Problem to solve:
Assemble all lines in which the string "xlabel" appears.
_ _ _ _
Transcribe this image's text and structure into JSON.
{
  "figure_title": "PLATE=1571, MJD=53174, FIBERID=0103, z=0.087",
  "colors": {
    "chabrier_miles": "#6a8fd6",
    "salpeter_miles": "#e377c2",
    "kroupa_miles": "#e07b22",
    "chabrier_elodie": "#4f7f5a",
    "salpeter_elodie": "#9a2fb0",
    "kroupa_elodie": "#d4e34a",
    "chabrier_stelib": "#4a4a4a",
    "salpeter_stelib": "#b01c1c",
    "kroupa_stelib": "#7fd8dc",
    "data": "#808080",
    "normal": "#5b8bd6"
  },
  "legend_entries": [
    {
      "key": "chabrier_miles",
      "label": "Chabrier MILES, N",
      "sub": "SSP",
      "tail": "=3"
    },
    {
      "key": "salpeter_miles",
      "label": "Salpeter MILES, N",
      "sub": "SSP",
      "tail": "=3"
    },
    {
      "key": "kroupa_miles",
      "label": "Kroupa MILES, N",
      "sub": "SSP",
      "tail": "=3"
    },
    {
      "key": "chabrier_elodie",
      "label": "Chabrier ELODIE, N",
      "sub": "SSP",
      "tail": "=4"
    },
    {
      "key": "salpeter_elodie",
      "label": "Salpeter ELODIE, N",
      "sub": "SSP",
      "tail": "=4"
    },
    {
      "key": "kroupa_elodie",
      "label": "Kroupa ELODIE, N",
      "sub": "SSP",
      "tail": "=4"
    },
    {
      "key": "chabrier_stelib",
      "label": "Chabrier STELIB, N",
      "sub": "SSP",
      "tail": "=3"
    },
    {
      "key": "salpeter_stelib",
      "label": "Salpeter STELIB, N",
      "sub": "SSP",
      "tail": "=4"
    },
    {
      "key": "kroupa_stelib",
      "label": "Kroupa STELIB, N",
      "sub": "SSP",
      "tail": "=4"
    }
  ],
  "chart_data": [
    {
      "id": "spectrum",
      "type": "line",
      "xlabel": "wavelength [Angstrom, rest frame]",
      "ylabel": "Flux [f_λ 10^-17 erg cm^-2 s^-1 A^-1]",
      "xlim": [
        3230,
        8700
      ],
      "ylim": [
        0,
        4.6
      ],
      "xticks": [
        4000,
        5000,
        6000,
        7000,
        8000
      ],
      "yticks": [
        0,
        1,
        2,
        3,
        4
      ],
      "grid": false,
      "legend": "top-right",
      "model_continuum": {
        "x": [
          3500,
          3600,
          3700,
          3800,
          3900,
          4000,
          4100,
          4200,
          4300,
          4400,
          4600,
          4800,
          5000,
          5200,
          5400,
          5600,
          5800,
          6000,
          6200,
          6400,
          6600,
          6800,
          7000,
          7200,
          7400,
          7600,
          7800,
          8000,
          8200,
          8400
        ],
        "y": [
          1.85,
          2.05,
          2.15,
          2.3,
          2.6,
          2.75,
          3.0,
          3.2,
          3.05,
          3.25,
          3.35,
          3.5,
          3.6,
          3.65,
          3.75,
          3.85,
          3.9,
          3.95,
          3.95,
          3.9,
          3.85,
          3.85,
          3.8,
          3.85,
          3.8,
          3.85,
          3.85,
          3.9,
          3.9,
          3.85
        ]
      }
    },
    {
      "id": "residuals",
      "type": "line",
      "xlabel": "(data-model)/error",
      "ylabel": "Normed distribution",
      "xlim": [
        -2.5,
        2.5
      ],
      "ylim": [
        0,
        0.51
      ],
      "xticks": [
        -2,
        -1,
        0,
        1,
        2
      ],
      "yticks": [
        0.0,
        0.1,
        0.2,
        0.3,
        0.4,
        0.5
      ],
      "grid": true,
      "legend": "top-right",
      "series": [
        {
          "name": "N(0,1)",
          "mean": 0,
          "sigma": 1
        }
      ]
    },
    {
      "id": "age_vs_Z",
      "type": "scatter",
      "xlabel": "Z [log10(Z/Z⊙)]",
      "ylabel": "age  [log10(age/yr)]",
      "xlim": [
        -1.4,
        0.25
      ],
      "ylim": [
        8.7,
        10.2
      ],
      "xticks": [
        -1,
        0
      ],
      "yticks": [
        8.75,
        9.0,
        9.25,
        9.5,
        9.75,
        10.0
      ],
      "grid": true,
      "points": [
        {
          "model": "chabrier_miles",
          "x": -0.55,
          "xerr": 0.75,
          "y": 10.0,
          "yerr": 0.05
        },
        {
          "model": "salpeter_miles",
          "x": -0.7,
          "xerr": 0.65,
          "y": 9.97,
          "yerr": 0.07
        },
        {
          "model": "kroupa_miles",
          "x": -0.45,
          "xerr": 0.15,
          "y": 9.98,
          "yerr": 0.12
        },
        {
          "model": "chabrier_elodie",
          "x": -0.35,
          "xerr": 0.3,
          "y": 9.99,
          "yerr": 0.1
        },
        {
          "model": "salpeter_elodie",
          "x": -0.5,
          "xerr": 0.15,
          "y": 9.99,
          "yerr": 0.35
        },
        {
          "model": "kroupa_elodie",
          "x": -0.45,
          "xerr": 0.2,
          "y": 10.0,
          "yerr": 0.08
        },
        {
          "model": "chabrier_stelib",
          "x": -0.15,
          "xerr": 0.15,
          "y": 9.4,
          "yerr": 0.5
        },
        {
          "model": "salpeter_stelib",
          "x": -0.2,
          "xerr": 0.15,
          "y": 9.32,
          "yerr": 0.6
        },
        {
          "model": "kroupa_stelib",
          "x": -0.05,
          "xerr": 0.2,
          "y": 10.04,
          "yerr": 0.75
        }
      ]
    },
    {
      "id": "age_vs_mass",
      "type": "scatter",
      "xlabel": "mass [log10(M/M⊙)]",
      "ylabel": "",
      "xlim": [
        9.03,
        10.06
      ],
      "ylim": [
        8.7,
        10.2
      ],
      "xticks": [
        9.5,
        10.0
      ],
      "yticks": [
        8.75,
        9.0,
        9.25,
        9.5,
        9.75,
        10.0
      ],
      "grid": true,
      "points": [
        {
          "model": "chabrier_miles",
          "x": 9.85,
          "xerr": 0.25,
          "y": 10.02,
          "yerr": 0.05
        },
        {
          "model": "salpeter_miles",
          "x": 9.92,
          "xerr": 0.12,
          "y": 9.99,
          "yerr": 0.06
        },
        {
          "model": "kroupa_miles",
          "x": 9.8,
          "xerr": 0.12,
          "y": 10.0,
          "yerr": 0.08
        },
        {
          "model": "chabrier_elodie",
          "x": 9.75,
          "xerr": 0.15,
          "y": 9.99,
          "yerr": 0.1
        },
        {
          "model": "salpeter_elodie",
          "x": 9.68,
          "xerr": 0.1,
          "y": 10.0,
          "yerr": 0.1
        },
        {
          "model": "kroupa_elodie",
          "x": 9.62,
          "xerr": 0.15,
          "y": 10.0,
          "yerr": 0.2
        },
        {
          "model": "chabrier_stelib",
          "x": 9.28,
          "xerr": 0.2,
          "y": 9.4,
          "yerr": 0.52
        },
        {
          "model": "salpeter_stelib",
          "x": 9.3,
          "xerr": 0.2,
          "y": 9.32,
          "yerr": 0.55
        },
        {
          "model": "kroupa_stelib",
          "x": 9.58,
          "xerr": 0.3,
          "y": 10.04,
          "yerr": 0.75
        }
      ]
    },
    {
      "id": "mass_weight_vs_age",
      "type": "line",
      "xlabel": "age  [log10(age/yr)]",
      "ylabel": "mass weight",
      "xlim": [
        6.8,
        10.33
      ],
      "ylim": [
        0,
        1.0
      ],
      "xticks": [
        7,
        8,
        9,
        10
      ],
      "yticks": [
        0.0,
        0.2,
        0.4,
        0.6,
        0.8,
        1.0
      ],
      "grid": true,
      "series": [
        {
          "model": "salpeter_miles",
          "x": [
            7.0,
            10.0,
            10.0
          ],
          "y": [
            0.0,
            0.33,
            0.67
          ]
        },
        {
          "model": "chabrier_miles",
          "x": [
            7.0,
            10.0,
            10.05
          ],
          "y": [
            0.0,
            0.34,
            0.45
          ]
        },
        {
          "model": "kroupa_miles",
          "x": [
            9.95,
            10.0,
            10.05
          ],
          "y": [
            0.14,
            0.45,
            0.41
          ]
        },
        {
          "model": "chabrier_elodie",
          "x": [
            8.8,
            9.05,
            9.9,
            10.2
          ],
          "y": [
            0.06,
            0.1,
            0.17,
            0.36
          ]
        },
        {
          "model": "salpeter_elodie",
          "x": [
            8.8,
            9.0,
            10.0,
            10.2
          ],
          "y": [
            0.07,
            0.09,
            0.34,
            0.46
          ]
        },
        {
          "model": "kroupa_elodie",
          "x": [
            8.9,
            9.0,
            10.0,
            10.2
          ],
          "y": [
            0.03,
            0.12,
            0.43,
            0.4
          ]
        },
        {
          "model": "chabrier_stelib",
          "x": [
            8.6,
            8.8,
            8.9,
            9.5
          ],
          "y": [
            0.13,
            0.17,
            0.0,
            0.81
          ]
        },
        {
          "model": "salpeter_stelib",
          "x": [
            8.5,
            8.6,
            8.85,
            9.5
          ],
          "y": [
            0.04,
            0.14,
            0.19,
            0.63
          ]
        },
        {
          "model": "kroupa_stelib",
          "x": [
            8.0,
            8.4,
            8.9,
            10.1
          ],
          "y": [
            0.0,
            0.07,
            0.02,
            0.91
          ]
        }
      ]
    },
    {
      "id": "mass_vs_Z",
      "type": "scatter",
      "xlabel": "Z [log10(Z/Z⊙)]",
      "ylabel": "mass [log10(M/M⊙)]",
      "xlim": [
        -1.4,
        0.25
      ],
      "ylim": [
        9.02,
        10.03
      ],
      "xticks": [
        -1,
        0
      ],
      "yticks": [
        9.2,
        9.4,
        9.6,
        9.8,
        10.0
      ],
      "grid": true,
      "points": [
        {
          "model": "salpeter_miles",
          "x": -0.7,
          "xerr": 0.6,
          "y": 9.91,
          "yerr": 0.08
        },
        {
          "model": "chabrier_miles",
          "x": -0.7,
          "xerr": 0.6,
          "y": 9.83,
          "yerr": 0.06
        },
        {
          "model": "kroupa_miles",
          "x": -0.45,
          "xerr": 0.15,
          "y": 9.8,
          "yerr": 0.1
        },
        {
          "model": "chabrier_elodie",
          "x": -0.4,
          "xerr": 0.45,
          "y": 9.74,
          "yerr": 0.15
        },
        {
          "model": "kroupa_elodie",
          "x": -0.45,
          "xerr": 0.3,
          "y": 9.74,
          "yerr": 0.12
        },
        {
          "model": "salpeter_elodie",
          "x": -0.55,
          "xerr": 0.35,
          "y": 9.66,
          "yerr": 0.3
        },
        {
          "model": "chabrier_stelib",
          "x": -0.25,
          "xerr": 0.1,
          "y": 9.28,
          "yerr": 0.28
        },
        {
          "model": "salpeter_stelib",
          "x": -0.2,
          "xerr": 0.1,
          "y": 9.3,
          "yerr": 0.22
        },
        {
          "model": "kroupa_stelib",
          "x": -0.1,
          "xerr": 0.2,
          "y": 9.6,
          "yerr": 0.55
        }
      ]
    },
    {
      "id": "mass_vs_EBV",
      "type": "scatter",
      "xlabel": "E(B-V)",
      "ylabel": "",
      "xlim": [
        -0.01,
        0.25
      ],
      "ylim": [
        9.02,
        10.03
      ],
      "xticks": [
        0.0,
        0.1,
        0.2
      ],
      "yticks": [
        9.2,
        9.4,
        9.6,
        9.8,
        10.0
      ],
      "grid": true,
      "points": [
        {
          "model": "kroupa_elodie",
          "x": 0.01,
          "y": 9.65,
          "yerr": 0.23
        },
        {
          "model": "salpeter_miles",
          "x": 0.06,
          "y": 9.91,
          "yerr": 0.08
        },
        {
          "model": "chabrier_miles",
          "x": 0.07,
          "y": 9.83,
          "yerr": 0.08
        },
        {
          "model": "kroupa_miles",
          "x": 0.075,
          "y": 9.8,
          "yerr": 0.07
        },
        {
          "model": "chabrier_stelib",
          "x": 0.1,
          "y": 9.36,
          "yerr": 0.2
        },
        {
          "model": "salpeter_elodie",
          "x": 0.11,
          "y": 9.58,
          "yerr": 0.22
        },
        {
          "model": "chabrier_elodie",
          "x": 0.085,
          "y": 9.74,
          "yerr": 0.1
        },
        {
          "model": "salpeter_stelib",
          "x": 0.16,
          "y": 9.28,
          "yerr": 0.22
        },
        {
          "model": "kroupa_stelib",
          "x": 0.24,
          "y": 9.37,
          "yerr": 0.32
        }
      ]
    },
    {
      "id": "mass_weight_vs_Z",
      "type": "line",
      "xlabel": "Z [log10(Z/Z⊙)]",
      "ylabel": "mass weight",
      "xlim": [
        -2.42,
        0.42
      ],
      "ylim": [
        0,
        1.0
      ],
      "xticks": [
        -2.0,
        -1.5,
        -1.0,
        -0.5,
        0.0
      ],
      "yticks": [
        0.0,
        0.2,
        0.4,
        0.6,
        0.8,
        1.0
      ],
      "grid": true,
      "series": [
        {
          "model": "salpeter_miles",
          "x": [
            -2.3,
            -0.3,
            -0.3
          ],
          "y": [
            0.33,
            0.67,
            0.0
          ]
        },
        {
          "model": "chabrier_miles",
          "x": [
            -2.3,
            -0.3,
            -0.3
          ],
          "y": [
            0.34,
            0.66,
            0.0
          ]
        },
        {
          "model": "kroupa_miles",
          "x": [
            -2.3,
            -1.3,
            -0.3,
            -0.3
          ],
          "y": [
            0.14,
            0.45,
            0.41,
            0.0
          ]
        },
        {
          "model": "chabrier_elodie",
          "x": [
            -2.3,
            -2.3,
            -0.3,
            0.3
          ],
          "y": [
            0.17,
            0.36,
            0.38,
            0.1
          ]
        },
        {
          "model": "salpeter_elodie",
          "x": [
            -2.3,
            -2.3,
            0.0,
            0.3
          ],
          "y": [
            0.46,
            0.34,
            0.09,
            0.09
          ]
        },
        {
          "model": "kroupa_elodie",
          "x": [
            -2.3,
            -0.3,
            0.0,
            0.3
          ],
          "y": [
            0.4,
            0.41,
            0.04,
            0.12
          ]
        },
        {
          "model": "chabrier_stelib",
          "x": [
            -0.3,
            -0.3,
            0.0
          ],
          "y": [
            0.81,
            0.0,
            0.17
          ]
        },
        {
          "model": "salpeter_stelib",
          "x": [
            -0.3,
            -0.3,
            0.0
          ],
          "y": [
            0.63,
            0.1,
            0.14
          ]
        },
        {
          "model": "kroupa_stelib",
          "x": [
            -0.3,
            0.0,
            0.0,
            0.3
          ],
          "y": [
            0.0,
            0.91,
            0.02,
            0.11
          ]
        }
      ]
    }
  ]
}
_ _ _ _
Problem solution:
      "xlabel": "wavelength [Angstrom, rest frame]",
      "xlabel": "(data-model)/error",
      "xlabel": "Z [log10(Z/Z⊙)]",
      "xlabel": "mass [log10(M/M⊙)]",
      "xlabel": "age  [log10(age/yr)]",
      "xlabel": "Z [log10(Z/Z⊙)]",
      "xlabel": "E(B-V)",
      "xlabel": "Z [log10(Z/Z⊙)]",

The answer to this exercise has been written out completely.